__MATERIAL FOR THIS EXERCISE__.
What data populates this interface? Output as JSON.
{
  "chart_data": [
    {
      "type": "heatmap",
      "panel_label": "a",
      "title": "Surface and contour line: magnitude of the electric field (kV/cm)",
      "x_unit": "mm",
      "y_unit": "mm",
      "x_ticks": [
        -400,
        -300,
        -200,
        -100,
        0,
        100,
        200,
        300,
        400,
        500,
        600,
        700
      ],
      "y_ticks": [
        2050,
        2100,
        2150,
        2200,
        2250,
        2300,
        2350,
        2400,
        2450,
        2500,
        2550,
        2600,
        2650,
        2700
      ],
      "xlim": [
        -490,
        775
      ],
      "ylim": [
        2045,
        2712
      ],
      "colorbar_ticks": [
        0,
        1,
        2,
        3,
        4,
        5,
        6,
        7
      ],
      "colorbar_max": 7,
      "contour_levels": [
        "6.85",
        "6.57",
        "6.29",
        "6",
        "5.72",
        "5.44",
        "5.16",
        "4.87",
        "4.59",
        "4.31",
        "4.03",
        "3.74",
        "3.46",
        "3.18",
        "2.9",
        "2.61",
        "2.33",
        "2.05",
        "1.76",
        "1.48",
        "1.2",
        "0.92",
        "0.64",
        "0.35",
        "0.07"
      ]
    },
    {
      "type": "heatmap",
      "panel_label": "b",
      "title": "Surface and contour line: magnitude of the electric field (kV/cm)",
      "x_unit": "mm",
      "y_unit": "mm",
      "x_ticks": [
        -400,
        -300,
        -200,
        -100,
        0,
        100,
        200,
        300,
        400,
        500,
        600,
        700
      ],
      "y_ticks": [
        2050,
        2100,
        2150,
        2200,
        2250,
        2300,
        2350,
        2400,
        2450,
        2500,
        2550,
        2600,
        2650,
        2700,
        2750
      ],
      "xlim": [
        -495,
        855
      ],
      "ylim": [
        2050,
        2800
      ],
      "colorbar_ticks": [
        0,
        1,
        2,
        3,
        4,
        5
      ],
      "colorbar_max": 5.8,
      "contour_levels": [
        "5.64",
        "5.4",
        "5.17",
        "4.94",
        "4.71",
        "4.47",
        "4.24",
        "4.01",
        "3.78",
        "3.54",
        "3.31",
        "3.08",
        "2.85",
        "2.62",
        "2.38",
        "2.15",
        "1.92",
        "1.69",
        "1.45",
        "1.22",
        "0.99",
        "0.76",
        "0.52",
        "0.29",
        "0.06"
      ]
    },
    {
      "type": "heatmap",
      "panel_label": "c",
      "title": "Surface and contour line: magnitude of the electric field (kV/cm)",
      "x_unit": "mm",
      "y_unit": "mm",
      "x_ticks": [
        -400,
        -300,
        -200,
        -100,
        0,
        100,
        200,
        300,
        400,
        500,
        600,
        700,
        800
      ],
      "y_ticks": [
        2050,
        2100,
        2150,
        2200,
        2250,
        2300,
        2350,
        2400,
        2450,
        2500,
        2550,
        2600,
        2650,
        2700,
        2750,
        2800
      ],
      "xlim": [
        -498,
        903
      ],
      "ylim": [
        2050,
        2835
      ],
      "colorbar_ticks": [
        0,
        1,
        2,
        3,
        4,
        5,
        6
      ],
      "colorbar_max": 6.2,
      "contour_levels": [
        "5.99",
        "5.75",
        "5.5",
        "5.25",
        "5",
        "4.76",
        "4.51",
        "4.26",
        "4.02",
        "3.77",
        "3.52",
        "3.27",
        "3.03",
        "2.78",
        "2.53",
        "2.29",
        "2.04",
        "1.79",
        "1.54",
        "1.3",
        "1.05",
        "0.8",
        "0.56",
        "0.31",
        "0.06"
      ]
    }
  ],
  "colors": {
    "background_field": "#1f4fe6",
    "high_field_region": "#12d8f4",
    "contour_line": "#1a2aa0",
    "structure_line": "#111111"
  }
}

__WHAT IS EXPECTED__. Copy out every entry again, exactly as it was given.

__FINISHED EXERCISE__.
What data populates this interface? Output as JSON.
{
  "chart_data": [
    {
      "type": "heatmap",
      "panel_label": "a",
      "title": "Surface and contour line: magnitude of the electric field (kV/cm)",
      "x_unit": "mm",
      "y_unit": "mm",
      "x_ticks": [
        -400,
        -300,
        -200,
        -100,
        0,
        100,
        200,
        300,
        400,
        500,
        600,
        700
      ],
      "y_ticks": [
        2050,
        2100,
        2150,
        2200,
        2250,
        2300,
        2350,
        2400,
        2450,
        2500,
        2550,
        2600,
        2650,
        2700
      ],
      "xlim": [
        -490,
        775
      ],
      "ylim": [
        2045,
        2712
      ],
      "colorbar_ticks": [
        0,
        1,
        2,
        3,
        4,
        5,
        6,
        7
      ],
      "colorbar_max": 7,
      "contour_levels": [
        "6.85",
        "6.57",
        "6.29",
        "6",
        "5.72",
        "5.44",
        "5.16",
        "4.87",
        "4.59",
        "4.31",
        "4.03",
        "3.74",
        "3.46",
        "3.18",
        "2.9",
        "2.61",
        "2.33",
        "2.05",
        "1.76",
        "1.48",
        "1.2",
        "0.92",
        "0.64",
        "0.35",
        "0.07"
      ]
    },
    {
      "type": "heatmap",
      "panel_label": "b",
      "title": "Surface and contour line: magnitude of the electric field (kV/cm)",
      "x_unit": "mm",
      "y_unit": "mm",
      "x_ticks": [
        -400,
        -300,
        -200,
        -100,
        0,
        100,
        200,
        300,
        400,
        500,
        600,
        700
      ],
      "y_ticks": [
        2050,
        2100,
        2150,
        2200,
        2250,
        2300,
        2350,
        2400,
        2450,
        2500,
        2550,
        2600,
        2650,
        2700,
        2750
      ],
      "xlim": [
        -495,
        855
      ],
      "ylim": [
        2050,
        2800
      ],
      "colorbar_ticks": [
        0,
        1,
        2,
        3,
        4,
        5
      ],
      "colorbar_max": 5.8,
      "contour_levels": [
        "5.64",
        "5.4",
        "5.17",
        "4.94",
        "4.71",
        "4.47",
        "4.24",
        "4.01",
        "3.78",
        "3.54",
        "3.31",
        "3.08",
        "2.85",
        "2.62",
        "2.38",
        "2.15",
        "1.92",
        "1.69",
        "1.45",
        "1.22",
        "0.99",
        "0.76",
        "0.52",
        "0.29",
        "0.06"
      ]
    },
    {
      "type": "heatmap",
      "panel_label": "c",
      "title": "Surface and contour line: magnitude of the electric field (kV/cm)",
      "x_unit": "mm",
      "y_unit": "mm",
      "x_ticks": [
        -400,
        -300,
        -200,
        -100,
        0,
        100,
        200,
        300,
        400,
        500,
        600,
        700,
        800
      ],
      "y_ticks": [
        2050,
        2100,
        2150,
        2200,
        2250,
        2300,
        2350,
        2400,
        2450,
        2500,
        2550,
        2600,
        2650,
        2700,
        2750,
        2800
      ],
      "xlim": [
        -498,
        903
      ],
      "ylim": [
        2050,
        2835
      ],
      "colorbar_ticks": [
        0,
        1,
        2,
        3,
        4,
        5,
        6
      ],
      "colorbar_max": 6.2,
      "contour_levels": [
        "5.99",
        "5.75",
        "5.5",
        "5.25",
        "5",
        "4.76",
        "4.51",
        "4.26",
        "4.02",
        "3.77",
        "3.52",
        "3.27",
        "3.03",
        "2.78",
        "2.53",
        "2.29",
        "2.04",
        "1.79",
        "1.54",
        "1.3",
        "1.05",
        "0.8",
        "0.56",
        "0.31",
        "0.06"
      ]
    }
  ],
  "colors": {
    "background_field": "#1f4fe6",
    "high_field_region": "#12d8f4",
    "contour_line": "#1a2aa0",
    "structure_line": "#111111"
  }
}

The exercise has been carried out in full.